──────── Extracted entries

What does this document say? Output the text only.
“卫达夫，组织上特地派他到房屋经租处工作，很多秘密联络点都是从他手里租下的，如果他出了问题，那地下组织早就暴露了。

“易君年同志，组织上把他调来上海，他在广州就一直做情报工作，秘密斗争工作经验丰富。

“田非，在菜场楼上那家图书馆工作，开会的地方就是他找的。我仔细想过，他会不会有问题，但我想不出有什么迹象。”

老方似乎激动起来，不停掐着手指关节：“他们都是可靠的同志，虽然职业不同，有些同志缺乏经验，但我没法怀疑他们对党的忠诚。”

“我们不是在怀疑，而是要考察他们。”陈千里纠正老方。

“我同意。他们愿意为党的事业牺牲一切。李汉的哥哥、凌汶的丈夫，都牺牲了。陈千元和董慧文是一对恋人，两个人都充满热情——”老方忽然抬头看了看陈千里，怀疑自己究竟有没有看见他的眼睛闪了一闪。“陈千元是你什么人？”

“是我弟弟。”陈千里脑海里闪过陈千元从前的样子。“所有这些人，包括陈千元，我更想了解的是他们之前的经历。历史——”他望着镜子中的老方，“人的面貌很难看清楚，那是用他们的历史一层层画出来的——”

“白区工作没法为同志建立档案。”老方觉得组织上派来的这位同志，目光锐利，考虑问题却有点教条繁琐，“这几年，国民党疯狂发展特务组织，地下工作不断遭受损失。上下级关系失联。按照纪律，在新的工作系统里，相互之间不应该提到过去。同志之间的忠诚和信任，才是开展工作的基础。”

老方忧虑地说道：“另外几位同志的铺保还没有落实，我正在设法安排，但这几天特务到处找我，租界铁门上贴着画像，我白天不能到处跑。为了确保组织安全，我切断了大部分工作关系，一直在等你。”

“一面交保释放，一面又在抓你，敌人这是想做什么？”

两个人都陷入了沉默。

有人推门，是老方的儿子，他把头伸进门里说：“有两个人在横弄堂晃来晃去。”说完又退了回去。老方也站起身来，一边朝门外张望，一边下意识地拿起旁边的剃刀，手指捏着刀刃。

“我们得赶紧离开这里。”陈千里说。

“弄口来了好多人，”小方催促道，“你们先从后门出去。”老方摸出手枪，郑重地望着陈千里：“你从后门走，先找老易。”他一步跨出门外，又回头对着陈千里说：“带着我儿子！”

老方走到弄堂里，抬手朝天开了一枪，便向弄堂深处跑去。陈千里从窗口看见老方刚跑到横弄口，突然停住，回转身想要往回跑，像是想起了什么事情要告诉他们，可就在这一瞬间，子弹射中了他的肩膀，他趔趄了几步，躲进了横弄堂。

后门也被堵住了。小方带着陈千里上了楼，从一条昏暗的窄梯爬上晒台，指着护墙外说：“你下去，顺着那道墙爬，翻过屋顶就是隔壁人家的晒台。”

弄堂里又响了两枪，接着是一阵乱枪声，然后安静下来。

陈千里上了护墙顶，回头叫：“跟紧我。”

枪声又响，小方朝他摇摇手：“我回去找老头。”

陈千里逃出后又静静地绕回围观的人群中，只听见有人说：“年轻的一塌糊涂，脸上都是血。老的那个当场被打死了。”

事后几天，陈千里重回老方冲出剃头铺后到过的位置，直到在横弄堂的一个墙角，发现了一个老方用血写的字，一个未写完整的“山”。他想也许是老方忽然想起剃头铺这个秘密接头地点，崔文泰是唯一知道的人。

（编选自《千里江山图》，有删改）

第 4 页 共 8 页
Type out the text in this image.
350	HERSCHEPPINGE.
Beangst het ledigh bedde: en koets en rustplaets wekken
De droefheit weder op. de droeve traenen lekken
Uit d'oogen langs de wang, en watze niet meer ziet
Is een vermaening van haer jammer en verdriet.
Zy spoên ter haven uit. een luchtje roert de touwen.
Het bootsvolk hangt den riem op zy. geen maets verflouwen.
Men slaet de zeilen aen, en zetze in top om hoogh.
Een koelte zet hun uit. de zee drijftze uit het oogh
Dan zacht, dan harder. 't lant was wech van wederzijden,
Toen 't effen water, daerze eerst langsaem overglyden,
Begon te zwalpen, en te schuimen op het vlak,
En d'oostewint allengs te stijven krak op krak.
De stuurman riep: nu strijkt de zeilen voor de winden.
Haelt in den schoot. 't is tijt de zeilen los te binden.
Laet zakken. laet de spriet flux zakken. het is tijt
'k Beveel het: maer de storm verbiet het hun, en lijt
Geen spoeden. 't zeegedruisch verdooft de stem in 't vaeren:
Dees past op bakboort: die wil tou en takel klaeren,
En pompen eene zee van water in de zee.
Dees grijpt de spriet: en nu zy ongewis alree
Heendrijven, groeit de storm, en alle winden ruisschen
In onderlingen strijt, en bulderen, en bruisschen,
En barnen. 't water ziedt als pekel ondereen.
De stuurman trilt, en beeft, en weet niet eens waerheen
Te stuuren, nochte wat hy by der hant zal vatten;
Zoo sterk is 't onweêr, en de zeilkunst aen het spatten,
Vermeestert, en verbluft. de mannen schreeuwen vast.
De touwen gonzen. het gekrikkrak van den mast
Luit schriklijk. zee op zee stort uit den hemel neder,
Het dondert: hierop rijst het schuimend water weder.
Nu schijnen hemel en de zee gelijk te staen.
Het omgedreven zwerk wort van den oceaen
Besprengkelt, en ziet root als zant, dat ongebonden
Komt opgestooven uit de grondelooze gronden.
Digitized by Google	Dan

────────────────

▶ **What to do**:
Find how many lines of the listing include the string "ziet" and give that number, nothing else.

▶ **Result of the exercise**:
2